═════ Kutipan Teks

Sabtu, 06 Agustus 2011

Ide Kecil dari Survey Sederhana tentang Diklatpim II


Hari ini, tidak ada peristiwa yang menarik untuk dicermati. Semua berjalan normal dan rutin, tanpa dinamika yang unique atau peristiwa menarik. Sebagai gantinya, saya mencoba melakukan penelusuran tentang persepsi teman-teman peserta terhadap program diklat yang sedang kami jalani bersama. Tentu, metodologinya tidak ilmiah meskipun kaidah-kaidah metodologis tidak saya abaikan sama sekali. Sebagai contoh, “responden” yang saya pilih adalah mereka yang di mata saya memiliki keseriusan untuk mengikuti diklat. Bagi mereka yang hanya melihat diklat sebagai formalitas pejabat eselon II, atau sekedar mencari teman baru, atau hanya mengikutinya dengan setengah hati, jauh dari kriteria saya untuk menjadikannya selaku nara sumber.

Pertanyaan yang saya ajukan hanya satu dan sangat sederhana meski bersifat eksploratif. Pertanyaan saya: menurut anda, apa yang perlu dilakukan untuk membenahi penyelenggaraan Diklatpim II dimasa mendatang? Jawabannya cukup beragam, dan saya hanya menggarisbawahi beberapa saja yang menurut saya layak dan kebetulan sejalan dengan pemikiran saya sendiri.

Jawaban yang paling banyak saya terima adalah waktu yang terlalu panjang dan cenderung tidak efektif karena mengejar target kuantitas dari pada kualitas. Tanpa harus mengorbankan kualitas, sebenarnya durasi diklat bisa lebih dipersingkat dengan mengurangi penugasan-penugasan yang tidak terlalu urgen. Dengan penugasan yang begitu banyak, akhirnya peserta cenderung mengejar target penyelesaian tugas namun berimplikasi pada proses dan mutu yang tidak optimal.

══════════

Tugas yang Dikerjakan:
1. Dalam kutipan teks tentang survei Diklatpim II, jawaban apa yang paling banyak diterima penulis?
2. Perbarui baris-baris data mulai dari awal data dan berhenti setelah baris yang memuat "70, 158, 76]". Ganti "trash-icon" dengan "delete-icon" dan biarkan selebihnya tetap sama.

═════ Data yang Ditampilkan

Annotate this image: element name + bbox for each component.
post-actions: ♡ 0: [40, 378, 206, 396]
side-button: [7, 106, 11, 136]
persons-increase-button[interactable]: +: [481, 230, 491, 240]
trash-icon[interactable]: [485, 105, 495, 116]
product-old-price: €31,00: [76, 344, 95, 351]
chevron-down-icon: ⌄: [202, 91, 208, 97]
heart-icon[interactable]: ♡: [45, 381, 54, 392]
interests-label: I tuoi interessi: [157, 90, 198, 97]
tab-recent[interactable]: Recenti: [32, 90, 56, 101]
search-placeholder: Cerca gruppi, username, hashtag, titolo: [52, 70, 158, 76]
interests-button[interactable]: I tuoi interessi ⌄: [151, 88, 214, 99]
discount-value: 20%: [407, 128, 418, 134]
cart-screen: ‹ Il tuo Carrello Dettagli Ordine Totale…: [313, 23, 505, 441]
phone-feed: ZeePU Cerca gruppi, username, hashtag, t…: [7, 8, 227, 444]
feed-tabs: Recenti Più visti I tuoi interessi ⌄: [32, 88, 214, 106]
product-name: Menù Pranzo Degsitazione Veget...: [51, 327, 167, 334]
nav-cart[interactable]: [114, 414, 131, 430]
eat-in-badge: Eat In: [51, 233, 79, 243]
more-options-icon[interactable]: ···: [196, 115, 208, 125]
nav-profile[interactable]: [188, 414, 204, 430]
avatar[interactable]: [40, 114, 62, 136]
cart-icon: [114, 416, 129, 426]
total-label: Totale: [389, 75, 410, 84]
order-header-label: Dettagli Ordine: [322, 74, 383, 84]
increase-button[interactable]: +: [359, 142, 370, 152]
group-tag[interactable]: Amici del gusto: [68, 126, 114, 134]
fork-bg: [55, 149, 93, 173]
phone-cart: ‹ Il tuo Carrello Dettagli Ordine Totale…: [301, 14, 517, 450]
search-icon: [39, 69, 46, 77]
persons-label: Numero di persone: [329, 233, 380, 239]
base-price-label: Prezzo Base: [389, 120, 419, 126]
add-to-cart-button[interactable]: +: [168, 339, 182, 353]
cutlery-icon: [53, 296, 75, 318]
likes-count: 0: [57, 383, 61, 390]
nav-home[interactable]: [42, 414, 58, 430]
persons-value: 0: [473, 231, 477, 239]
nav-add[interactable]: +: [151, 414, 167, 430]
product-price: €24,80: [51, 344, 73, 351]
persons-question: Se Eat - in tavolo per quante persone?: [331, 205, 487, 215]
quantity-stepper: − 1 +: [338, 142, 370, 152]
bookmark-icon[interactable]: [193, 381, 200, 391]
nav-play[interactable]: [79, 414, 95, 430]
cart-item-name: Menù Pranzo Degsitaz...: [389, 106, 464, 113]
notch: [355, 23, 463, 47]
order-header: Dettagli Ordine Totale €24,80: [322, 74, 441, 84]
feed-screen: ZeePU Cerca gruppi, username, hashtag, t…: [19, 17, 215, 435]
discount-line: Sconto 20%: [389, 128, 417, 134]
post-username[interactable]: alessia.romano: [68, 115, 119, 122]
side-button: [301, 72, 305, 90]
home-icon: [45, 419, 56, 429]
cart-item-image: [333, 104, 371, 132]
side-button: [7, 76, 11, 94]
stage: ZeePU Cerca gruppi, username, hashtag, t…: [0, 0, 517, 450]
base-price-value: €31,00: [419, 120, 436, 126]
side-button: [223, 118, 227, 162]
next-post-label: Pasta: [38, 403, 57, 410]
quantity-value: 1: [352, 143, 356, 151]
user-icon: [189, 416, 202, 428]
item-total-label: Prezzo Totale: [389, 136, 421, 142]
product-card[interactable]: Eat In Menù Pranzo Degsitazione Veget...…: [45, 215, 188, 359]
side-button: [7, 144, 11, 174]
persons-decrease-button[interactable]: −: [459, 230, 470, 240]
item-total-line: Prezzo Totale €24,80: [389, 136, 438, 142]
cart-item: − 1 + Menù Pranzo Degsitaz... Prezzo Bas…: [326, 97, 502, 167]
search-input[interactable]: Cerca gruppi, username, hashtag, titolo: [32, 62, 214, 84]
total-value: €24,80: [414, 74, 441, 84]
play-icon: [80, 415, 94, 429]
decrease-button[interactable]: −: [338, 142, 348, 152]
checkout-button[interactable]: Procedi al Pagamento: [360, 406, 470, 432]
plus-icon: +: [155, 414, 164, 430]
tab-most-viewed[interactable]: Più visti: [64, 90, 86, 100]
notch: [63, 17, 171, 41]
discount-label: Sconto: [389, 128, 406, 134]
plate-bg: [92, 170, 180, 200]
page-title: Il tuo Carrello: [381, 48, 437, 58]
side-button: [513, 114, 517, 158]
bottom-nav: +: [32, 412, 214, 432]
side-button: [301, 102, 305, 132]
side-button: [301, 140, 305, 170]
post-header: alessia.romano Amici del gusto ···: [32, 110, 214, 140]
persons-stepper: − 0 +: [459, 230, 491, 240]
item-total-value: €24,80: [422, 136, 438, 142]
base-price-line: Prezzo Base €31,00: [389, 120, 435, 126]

══════════

Jawaban Tiap Tugas:
1. Waktu diklat terlalu panjang dan cenderung tidak efektif karena mengejar target kuantitas daripada kualitas.

2.
Annotate this image: element name + bbox for each component.
post-actions: ♡ 0: [40, 378, 206, 396]
side-button: [7, 106, 11, 136]
persons-increase-button[interactable]: +: [481, 230, 491, 240]
delete-icon[interactable]: [485, 105, 495, 116]
product-old-price: €31,00: [76, 344, 95, 351]
chevron-down-icon: ⌄: [202, 91, 208, 97]
heart-icon[interactable]: ♡: [45, 381, 54, 392]
interests-label: I tuoi interessi: [157, 90, 198, 97]
tab-recent[interactable]: Recenti: [32, 90, 56, 101]
search-placeholder: Cerca gruppi, username, hashtag, titolo: [52, 70, 158, 76]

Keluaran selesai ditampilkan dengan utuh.